Task requirements: Reproduce the full listing that appears beneath this instruction exactly.

Supplied records:
## BEGIN

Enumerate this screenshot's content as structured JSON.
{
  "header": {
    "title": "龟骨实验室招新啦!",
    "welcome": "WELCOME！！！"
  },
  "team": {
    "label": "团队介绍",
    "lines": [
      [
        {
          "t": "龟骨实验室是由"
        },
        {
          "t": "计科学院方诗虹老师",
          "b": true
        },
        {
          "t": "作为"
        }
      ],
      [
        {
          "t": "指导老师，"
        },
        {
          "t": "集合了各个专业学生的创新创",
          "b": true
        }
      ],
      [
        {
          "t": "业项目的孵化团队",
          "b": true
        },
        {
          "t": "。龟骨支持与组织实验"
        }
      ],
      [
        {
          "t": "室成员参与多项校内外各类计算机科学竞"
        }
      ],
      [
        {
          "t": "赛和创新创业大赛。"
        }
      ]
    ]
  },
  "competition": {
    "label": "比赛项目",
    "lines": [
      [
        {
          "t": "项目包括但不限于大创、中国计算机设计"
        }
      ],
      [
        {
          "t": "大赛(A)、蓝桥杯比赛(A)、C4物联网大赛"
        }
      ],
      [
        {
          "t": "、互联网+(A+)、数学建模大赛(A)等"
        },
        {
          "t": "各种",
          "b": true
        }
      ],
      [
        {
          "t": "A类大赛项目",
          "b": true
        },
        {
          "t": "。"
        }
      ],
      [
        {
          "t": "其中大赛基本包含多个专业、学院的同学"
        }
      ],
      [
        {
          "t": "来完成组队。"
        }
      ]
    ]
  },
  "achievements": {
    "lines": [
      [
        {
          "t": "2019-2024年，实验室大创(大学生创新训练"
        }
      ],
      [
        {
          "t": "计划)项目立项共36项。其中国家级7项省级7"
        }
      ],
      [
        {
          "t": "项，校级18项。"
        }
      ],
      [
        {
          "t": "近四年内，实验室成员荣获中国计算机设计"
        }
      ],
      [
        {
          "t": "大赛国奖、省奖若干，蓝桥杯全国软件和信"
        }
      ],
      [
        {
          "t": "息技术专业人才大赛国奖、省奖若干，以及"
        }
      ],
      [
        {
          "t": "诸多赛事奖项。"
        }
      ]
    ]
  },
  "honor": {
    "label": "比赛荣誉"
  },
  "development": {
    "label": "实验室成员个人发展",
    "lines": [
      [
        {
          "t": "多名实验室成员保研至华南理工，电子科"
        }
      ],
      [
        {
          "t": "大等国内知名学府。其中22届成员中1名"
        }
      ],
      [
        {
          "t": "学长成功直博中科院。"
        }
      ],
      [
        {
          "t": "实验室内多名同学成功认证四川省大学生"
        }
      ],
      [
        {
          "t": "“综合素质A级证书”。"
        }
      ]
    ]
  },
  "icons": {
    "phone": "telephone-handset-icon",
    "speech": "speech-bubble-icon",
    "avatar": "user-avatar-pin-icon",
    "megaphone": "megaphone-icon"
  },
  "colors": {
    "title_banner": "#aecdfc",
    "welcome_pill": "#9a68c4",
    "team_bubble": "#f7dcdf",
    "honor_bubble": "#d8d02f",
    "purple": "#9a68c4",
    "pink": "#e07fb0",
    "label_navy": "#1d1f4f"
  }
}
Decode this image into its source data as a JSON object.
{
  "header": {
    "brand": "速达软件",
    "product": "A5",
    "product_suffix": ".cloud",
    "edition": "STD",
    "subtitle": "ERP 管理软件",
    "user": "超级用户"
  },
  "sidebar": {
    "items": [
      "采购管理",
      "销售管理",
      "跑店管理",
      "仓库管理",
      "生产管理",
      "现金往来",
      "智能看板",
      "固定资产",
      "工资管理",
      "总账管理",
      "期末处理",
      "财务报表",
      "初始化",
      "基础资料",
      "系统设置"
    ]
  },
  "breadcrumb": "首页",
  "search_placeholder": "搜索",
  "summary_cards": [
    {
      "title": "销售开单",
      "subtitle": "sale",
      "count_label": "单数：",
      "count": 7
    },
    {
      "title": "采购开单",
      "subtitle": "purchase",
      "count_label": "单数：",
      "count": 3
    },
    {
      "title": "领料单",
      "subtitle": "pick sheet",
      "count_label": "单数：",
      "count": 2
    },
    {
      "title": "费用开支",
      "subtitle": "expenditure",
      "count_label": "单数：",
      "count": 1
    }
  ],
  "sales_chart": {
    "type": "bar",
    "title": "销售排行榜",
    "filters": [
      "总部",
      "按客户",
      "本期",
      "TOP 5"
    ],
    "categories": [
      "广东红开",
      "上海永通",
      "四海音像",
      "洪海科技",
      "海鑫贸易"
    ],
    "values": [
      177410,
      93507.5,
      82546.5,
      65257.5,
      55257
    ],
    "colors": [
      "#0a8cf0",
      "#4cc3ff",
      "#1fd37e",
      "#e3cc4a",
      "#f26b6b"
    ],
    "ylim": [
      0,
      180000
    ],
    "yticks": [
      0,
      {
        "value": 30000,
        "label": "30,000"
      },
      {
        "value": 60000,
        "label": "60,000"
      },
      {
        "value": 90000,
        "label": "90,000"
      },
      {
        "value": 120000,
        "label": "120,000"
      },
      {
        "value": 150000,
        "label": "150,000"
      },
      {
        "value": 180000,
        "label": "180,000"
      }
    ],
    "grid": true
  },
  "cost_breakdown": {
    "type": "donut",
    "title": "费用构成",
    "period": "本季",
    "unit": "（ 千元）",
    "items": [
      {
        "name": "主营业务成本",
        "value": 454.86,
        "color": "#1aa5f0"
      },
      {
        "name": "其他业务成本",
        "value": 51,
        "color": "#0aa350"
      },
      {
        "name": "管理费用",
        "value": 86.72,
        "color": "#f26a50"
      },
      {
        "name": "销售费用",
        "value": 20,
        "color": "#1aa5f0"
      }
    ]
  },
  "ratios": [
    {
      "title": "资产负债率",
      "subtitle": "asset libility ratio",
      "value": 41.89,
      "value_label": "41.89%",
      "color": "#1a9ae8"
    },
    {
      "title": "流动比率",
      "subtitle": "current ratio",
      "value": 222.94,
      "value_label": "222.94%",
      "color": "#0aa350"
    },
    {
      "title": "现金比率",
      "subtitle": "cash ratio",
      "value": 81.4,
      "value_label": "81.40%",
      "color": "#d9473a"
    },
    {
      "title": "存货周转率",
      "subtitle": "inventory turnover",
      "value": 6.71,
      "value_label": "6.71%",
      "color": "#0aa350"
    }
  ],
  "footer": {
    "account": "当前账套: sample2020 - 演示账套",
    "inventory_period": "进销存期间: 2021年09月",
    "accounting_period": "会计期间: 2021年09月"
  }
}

## END

Task output:
Enumerate this screenshot's content as structured JSON.
{
  "header": {
    "title": "龟骨实验室招新啦!",
    "welcome": "WELCOME！！！"
  },
  "team": {
    "label": "团队介绍",
    "lines": [
      [
        {
          "t": "龟骨实验室是由"
        },
        {
          "t": "计科学院方诗虹老师",
          "b": true
        },
        {
          "t": "作为"
        }
      ],
      [
        {
          "t": "指导老师，"
        },
        {
          "t": "集合了各个专业学生的创新创",
          "b": true
        }
      ],
      [
        {
          "t": "业项目的孵化团队",
          "b": true
        },
        {
          "t": "。龟骨支持与组织实验"
        }
      ],
      [
        {
          "t": "室成员参与多项校内外各类计算机科学竞"
        }
      ],
      [
        {
          "t": "赛和创新创业大赛。"
        }
      ]
    ]
  },
  "competition": {
    "label": "比赛项目",
    "lines": [
      [
        {
          "t": "项目包括但不限于大创、中国计算机设计"
        }
      ],
      [
        {
          "t": "大赛(A)、蓝桥杯比赛(A)、C4物联网大赛"
        }
      ],
      [
        {
          "t": "、互联网+(A+)、数学建模大赛(A)等"
        },
        {
          "t": "各种",
          "b": true
        }
      ],
      [
        {
          "t": "A类大赛项目",
          "b": true
        },
        {
          "t": "。"
        }
      ],
      [
        {
          "t": "其中大赛基本包含多个专业、学院的同学"
        }
      ],
      [
        {
          "t": "来完成组队。"
        }
      ]
    ]
  },
  "achievements": {
    "lines": [
      [
        {
          "t": "2019-2024年，实验室大创(大学生创新训练"
        }
      ],
      [
        {
          "t": "计划)项目立项共36项。其中国家级7项省级7"
        }
      ],
      [
        {
          "t": "项，校级18项。"
        }
      ],
      [
        {
          "t": "近四年内，实验室成员荣获中国计算机设计"
        }
      ],
      [
        {
          "t": "大赛国奖、省奖若干，蓝桥杯全国软件和信"
        }
      ],
      [
        {
          "t": "息技术专业人才大赛国奖、省奖若干，以及"
        }
      ],
      [
        {
          "t": "诸多赛事奖项。"
        }
      ]
    ]
  },
  "honor": {
    "label": "比赛荣誉"
  },
  "development": {
    "label": "实验室成员个人发展",
    "lines": [
      [
        {
          "t": "多名实验室成员保研至华南理工，电子科"
        }
      ],
      [
        {
          "t": "大等国内知名学府。其中22届成员中1名"
        }
      ],
      [
        {
          "t": "学长成功直博中科院。"
        }
      ],
      [
        {
          "t": "实验室内多名同学成功认证四川省大学生"
        }
      ],
      [
        {
          "t": "“综合素质A级证书”。"
        }
      ]
    ]
  },
  "icons": {
    "phone": "telephone-handset-icon",
    "speech": "speech-bubble-icon",
    "avatar": "user-avatar-pin-icon",
    "megaphone": "megaphone-icon"
  },
  "colors": {
    "title_banner": "#aecdfc",
    "welcome_pill": "#9a68c4",
    "team_bubble": "#f7dcdf",
    "honor_bubble": "#d8d02f",
    "purple": "#9a68c4",
    "pink": "#e07fb0",
    "label_navy": "#1d1f4f"
  }
}
Decode this image into its source data as a JSON object.
{
  "header": {
    "brand": "速达软件",
    "product": "A5",
    "product_suffix": ".cloud",
    "edition": "STD",
    "subtitle": "ERP 管理软件",
    "user": "超级用户"
  },
  "sidebar": {
    "items": [
      "采购管理",
      "销售管理",
      "跑店管理",
      "仓库管理",
      "生产管理",
      "现金往来",
      "智能看板",
      "固定资产",
      "工资管理",
      "总账管理",
      "期末处理",
      "财务报表",
      "初始化",
      "基础资料",
      "系统设置"
    ]
  },
  "breadcrumb": "首页",
  "search_placeholder": "搜索",
  "summary_cards": [
    {
      "title": "销售开单",
      "subtitle": "sale",
      "count_label": "单数：",
      "count": 7
    },
    {
      "title": "采购开单",
      "subtitle": "purchase",
      "count_label": "单数：",
      "count": 3
    },
    {
      "title": "领料单",
      "subtitle": "pick sheet",
      "count_label": "单数：",
      "count": 2
    },
    {
      "title": "费用开支",
      "subtitle": "expenditure",
      "count_label": "单数：",
      "count": 1
    }
  ],
  "sales_chart": {
    "type": "bar",
    "title": "销售排行榜",
    "filters": [
      "总部",
      "按客户",
      "本期",
      "TOP 5"
    ],
    "categories": [
      "广东红开",
      "上海永通",
      "四海音像",
      "洪海科技",
      "海鑫贸易"
    ],
    "values": [
      177410,
      93507.5,
      82546.5,
      65257.5,
      55257
    ],
    "colors": [
      "#0a8cf0",
      "#4cc3ff",
      "#1fd37e",
      "#e3cc4a",
      "#f26b6b"
    ],
    "ylim": [
      0,
      180000
    ],
    "yticks": [
      0,
      {
        "value": 30000,
        "label": "30,000"
      },
      {
        "value": 60000,
        "label": "60,000"
      },
      {
        "value": 90000,
        "label": "90,000"
      },
      {
        "value": 120000,
        "label": "120,000"
      },
      {
        "value": 150000,
        "label": "150,000"
      },
      {
        "value": 180000,
        "label": "180,000"
      }
    ],
    "grid": true
  },
  "cost_breakdown": {
    "type": "donut",
    "title": "费用构成",
    "period": "本季",
    "unit": "（ 千元）",
    "items": [
      {
        "name": "主营业务成本",
        "value": 454.86,
        "color": "#1aa5f0"
      },
      {
        "name": "其他业务成本",
        "value": 51,
        "color": "#0aa350"
      },
      {
        "name": "管理费用",
        "value": 86.72,
        "color": "#f26a50"
      },
      {
        "name": "销售费用",
        "value": 20,
        "color": "#1aa5f0"
      }
    ]
  },
  "ratios": [
    {
      "title": "资产负债率",
      "subtitle": "asset libility ratio",
      "value": 41.89,
      "value_label": "41.89%",
      "color": "#1a9ae8"
    },
    {
      "title": "流动比率",
      "subtitle": "current ratio",
      "value": 222.94,
      "value_label": "222.94%",
      "color": "#0aa350"
    },
    {
      "title": "现金比率",
      "subtitle": "cash ratio",
      "value": 81.4,
      "value_label": "81.40%",
      "color": "#d9473a"
    },
    {
      "title": "存货周转率",
      "subtitle": "inventory turnover",
      "value": 6.71,
      "value_label": "6.71%",
      "color": "#0aa350"
    }
  ],
  "footer": {
    "account": "当前账套: sample2020 - 演示账套",
    "inventory_period": "进销存期间: 2021年09月",
    "accounting_period": "会计期间: 2021年09月"
  }
}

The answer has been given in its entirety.